> _Written exercise_
Restate the whole listing exactly.

----------

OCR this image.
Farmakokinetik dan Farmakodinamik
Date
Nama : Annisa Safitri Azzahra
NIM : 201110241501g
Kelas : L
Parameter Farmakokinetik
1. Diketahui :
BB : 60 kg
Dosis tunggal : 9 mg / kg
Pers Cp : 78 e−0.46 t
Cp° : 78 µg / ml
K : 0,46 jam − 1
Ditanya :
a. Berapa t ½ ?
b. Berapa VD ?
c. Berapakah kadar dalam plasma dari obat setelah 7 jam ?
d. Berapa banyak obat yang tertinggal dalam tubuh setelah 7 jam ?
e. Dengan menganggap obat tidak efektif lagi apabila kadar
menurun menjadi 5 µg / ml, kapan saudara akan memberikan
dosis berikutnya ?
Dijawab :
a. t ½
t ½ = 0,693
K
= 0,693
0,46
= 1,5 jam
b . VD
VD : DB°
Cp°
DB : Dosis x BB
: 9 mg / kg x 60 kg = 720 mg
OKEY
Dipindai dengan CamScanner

----------

> _Task response_
OCR this image.
Farmakokinetik dan Farmakodinamik
Date
Nama : Annisa Safitri Azzahra
NIM : 201110241501g
Kelas : L
Parameter Farmakokinetik
1. Diketahui :
BB : 60 kg
Dosis tunggal : 9 mg / kg
Pers Cp : 78 e−0.46 t
Cp° : 78 µg / ml
K : 0,46 jam − 1
Ditanya :
a. Berapa t ½ ?
b. Berapa VD ?
c. Berapakah kadar dalam plasma dari obat setelah 7 jam ?
d. Berapa banyak obat yang tertinggal dalam tubuh setelah 7 jam ?
e. Dengan menganggap obat tidak efektif lagi apabila kadar
menurun menjadi 5 µg / ml, kapan saudara akan memberikan
dosis berikutnya ?
Dijawab :
a. t ½
t ½ = 0,693
K
= 0,693
0,46
= 1,5 jam
b . VD
VD : DB°
Cp°
DB : Dosis x BB
: 9 mg / kg x 60 kg = 720 mg
OKEY
Dipindai dengan CamScanner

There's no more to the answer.